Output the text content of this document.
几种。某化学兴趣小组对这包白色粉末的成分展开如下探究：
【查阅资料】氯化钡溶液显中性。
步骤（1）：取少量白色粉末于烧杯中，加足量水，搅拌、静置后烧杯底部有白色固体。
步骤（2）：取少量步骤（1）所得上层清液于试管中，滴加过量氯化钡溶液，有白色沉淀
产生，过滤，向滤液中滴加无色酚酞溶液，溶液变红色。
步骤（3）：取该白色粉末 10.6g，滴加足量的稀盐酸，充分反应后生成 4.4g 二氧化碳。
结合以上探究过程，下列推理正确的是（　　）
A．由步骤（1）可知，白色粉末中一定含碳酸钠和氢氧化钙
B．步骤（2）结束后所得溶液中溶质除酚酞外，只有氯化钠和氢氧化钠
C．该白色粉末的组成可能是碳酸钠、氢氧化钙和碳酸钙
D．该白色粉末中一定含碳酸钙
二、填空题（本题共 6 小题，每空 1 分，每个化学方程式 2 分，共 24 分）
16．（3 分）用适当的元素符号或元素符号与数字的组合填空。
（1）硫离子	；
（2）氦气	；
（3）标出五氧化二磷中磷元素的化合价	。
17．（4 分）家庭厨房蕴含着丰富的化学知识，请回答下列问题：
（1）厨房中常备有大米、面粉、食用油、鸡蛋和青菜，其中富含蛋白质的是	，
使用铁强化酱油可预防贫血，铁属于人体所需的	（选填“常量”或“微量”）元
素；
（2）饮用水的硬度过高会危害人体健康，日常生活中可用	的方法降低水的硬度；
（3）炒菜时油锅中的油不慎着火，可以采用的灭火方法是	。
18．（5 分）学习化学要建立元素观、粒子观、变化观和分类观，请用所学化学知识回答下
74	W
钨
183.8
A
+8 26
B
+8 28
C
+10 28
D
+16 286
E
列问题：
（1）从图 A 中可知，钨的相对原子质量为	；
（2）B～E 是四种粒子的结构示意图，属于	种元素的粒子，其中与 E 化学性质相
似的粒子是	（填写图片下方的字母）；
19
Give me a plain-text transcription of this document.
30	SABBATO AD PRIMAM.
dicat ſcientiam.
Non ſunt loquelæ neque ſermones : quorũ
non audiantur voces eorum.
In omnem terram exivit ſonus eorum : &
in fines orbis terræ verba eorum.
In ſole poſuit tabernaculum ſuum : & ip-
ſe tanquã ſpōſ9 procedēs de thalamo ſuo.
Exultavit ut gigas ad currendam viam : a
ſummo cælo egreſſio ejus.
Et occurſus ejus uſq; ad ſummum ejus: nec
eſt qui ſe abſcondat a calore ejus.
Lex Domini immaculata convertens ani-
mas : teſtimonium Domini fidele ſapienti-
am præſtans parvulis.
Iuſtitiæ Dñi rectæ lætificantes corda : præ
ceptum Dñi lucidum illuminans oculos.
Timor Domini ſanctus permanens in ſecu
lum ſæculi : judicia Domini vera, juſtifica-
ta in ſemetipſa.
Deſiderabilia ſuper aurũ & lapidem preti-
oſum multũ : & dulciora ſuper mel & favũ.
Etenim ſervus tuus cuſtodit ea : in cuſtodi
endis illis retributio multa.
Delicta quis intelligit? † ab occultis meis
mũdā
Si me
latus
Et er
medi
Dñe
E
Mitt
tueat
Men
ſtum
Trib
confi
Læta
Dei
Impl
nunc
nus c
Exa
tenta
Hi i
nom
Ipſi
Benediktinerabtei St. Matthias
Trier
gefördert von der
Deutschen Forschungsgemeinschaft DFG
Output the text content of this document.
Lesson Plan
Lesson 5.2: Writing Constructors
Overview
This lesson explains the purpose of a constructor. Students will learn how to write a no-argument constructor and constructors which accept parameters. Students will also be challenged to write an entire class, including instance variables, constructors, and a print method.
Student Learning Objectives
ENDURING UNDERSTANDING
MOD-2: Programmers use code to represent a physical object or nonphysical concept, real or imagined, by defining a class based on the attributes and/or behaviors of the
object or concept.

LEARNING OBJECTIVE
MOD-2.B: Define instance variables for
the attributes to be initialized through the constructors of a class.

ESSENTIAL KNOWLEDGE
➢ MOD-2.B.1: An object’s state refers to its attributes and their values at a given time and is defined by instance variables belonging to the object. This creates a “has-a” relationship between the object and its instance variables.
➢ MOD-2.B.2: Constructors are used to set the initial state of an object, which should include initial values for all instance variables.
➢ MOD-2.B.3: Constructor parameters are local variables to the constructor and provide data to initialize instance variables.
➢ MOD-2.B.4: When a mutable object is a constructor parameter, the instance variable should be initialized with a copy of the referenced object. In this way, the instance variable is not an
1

****************

* _TASK_:
Repeat the material above in full, quoting it exactly.

* _EXERCISE ANSWER_:
Output the text content of this document.
几种。某化学兴趣小组对这包白色粉末的成分展开如下探究：
【查阅资料】氯化钡溶液显中性。
步骤（1）：取少量白色粉末于烧杯中，加足量水，搅拌、静置后烧杯底部有白色固体。
步骤（2）：取少量步骤（1）所得上层清液于试管中，滴加过量氯化钡溶液，有白色沉淀
产生，过滤，向滤液中滴加无色酚酞溶液，溶液变红色。
步骤（3）：取该白色粉末 10.6g，滴加足量的稀盐酸，充分反应后生成 4.4g 二氧化碳。
结合以上探究过程，下列推理正确的是（　　）
A．由步骤（1）可知，白色粉末中一定含碳酸钠和氢氧化钙
B．步骤（2）结束后所得溶液中溶质除酚酞外，只有氯化钠和氢氧化钠
C．该白色粉末的组成可能是碳酸钠、氢氧化钙和碳酸钙
D．该白色粉末中一定含碳酸钙
二、填空题（本题共 6 小题，每空 1 分，每个化学方程式 2 分，共 24 分）
16．（3 分）用适当的元素符号或元素符号与数字的组合填空。
（1）硫离子	；
（2）氦气	；
（3）标出五氧化二磷中磷元素的化合价	。
17．（4 分）家庭厨房蕴含着丰富的化学知识，请回答下列问题：
（1）厨房中常备有大米、面粉、食用油、鸡蛋和青菜，其中富含蛋白质的是	，
使用铁强化酱油可预防贫血，铁属于人体所需的	（选填“常量”或“微量”）元
素；
（2）饮用水的硬度过高会危害人体健康，日常生活中可用	的方法降低水的硬度；
（3）炒菜时油锅中的油不慎着火，可以采用的灭火方法是	。
18．（5 分）学习化学要建立元素观、粒子观、变化观和分类观，请用所学化学知识回答下
74	W
钨
183.8
A
+8 26
B
+8 28
C
+10 28
D
+16 286
E
列问题：
（1）从图 A 中可知，钨的相对原子质量为	；
（2）B～E 是四种粒子的结构示意图，属于	种元素的粒子，其中与 E 化学性质相
似的粒子是	（填写图片下方的字母）；
19
Give me a plain-text transcription of this document.
30	SABBATO AD PRIMAM.
dicat ſcientiam.
Non ſunt loquelæ neque ſermones : quorũ
non audiantur voces eorum.
In omnem terram exivit ſonus eorum : &
in fines orbis terræ verba eorum.
In ſole poſuit tabernaculum ſuum : & ip-
ſe tanquã ſpōſ9 procedēs de thalamo ſuo.
Exultavit ut gigas ad currendam viam : a
ſummo cælo egreſſio ejus.
Et occurſus ejus uſq; ad ſummum ejus: nec
eſt qui ſe abſcondat a calore ejus.
Lex Domini immaculata convertens ani-
mas : teſtimonium Domini fidele ſapienti-
am præſtans parvulis.
Iuſtitiæ Dñi rectæ lætificantes corda : præ
ceptum Dñi lucidum illuminans oculos.
Timor Domini ſanctus permanens in ſecu
lum ſæculi : judicia Domini vera, juſtifica-
ta in ſemetipſa.
Deſiderabilia ſuper aurũ & lapidem preti-
oſum multũ : & dulciora ſuper mel & favũ.
Etenim ſervus tuus cuſtodit ea : in cuſtodi
endis illis retributio multa.
Delicta quis intelligit? † ab occultis meis
mũdā
Si me
latus
Et er
medi
Dñe
E
Mitt
tueat
Men
ſtum
Trib
confi
Læta
Dei
Impl
nunc
nus c
Exa
tenta
Hi i
nom
Ipſi
Benediktinerabtei St. Matthias
Trier
gefördert von der
Deutschen Forschungsgemeinschaft DFG
Output the text content of this document.
Lesson Plan
Lesson 5.2: Writing Constructors
Overview
This lesson explains the purpose of a constructor. Students will learn how to write a no-argument constructor and constructors which accept parameters. Students will also be challenged to write an entire class, including instance variables, constructors, and a print method.
Student Learning Objectives
ENDURING UNDERSTANDING
MOD-2: Programmers use code to represent a physical object or nonphysical concept, real or imagined, by defining a class based on the attributes and/or behaviors of the
object or concept.

LEARNING OBJECTIVE
MOD-2.B: Define instance variables for
the attributes to be initialized through the constructors of a class.

ESSENTIAL KNOWLEDGE
➢ MOD-2.B.1: An object’s state refers to its attributes and their values at a given time and is defined by instance variables belonging to the object. This creates a “has-a” relationship between the object and its instance variables.
➢ MOD-2.B.2: Constructors are used to set the initial state of an object, which should include initial values for all instance variables.
➢ MOD-2.B.3: Constructor parameters are local variables to the constructor and provide data to initialize instance variables.
➢ MOD-2.B.4: When a mutable object is a constructor parameter, the instance variable should be initialized with a copy of the referenced object. In this way, the instance variable is not an
1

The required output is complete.